## What you will do
Gather each line containing the string "строительства" from these entries.

Saved data entries:
****
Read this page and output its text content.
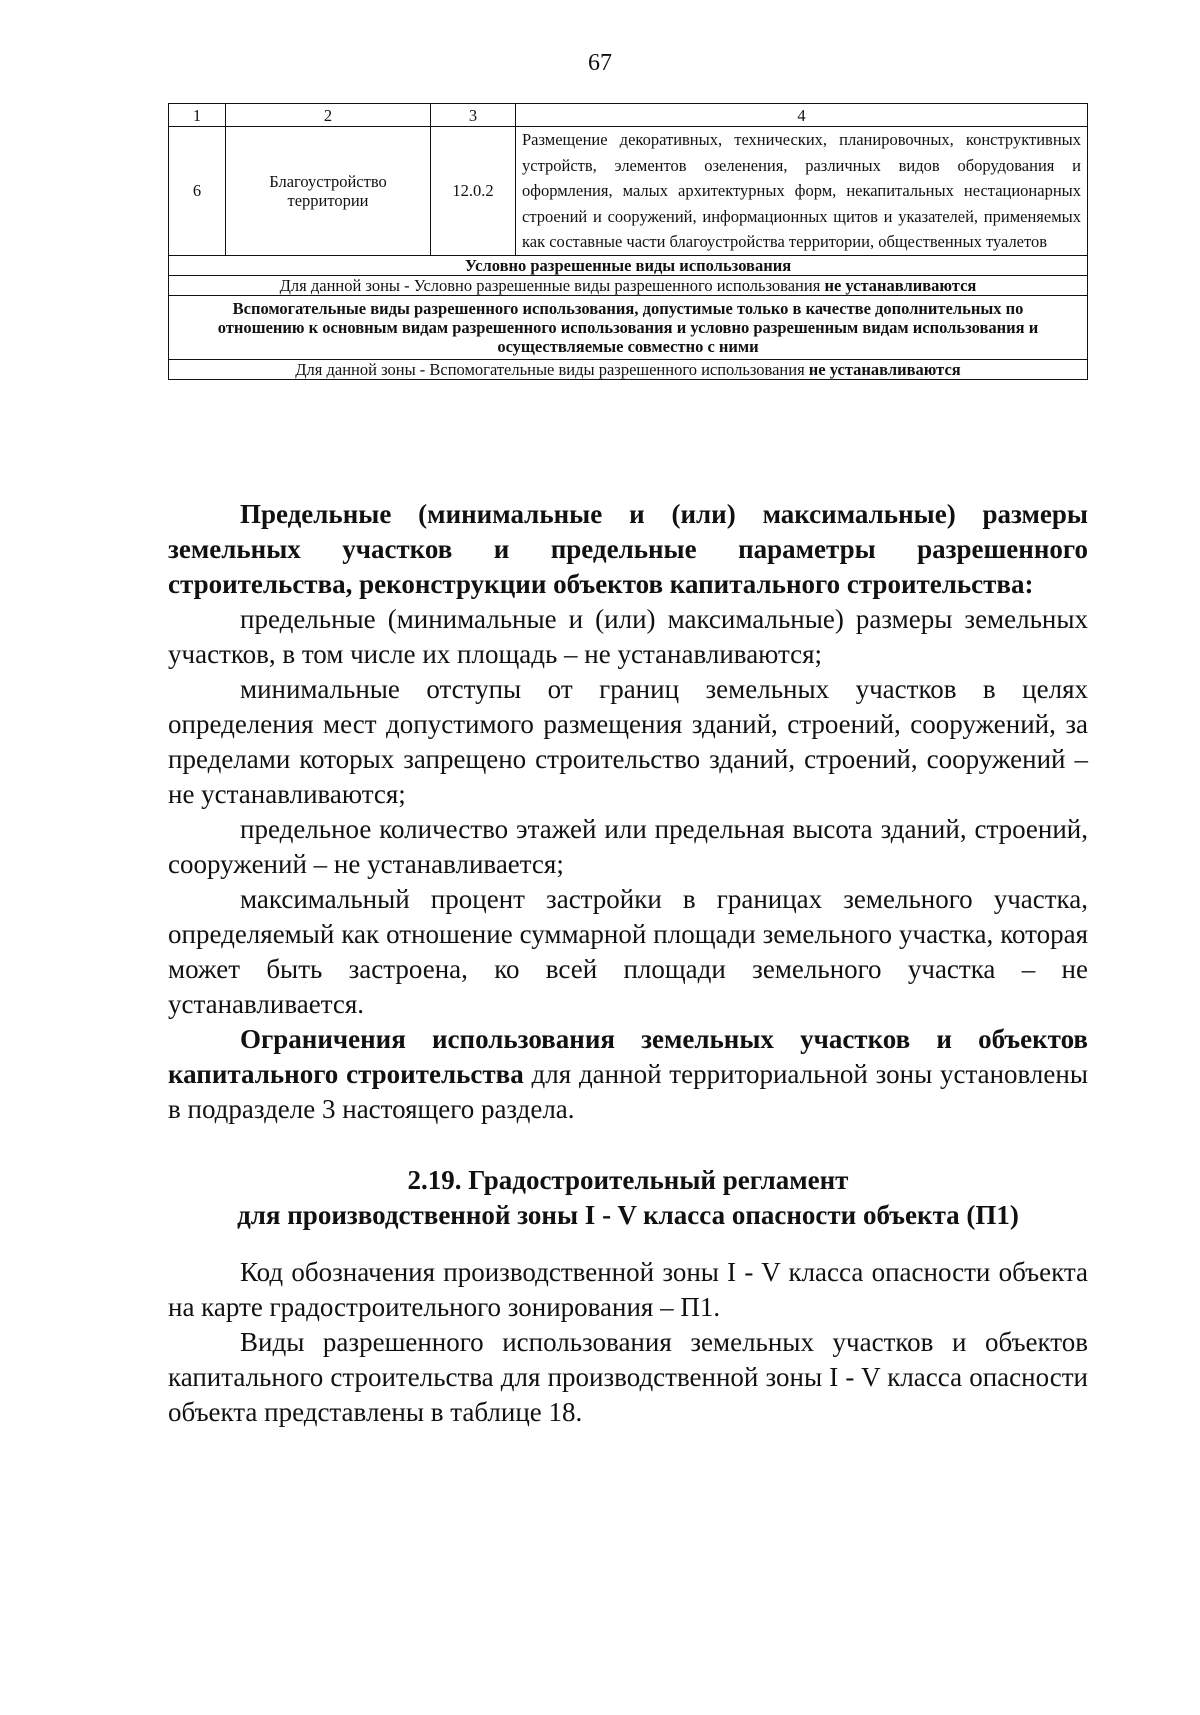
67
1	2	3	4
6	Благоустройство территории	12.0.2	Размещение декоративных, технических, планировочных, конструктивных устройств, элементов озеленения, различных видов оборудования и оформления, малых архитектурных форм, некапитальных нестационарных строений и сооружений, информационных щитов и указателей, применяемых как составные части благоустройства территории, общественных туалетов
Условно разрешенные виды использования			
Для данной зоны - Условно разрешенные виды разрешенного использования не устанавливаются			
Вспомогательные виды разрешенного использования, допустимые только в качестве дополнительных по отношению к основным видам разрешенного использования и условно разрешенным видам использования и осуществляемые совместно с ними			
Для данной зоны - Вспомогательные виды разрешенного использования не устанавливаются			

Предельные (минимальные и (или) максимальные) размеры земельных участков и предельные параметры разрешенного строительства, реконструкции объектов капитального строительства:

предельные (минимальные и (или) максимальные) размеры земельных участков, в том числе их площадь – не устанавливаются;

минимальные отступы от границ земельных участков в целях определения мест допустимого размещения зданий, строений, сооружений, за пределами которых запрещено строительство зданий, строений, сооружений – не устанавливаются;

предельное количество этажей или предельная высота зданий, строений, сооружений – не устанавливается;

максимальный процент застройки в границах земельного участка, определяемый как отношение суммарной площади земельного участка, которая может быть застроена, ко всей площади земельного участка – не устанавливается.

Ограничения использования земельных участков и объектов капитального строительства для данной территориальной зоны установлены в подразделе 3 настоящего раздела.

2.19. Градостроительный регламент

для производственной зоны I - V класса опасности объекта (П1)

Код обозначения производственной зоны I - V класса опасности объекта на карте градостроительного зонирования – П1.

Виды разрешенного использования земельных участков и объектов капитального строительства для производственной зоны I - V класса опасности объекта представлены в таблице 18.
****
## Solved problem
Предельные (минимальные и (или) максимальные) размеры земельных участков и предельные параметры разрешенного строительства, реконструкции объектов капитального строительства:
Ограничения использования земельных участков и объектов капитального строительства для данной территориальной зоны установлены в подразделе 3 настоящего раздела.
Виды разрешенного использования земельных участков и объектов капитального строительства для производственной зоны I - V класса опасности объекта представлены в таблице 18.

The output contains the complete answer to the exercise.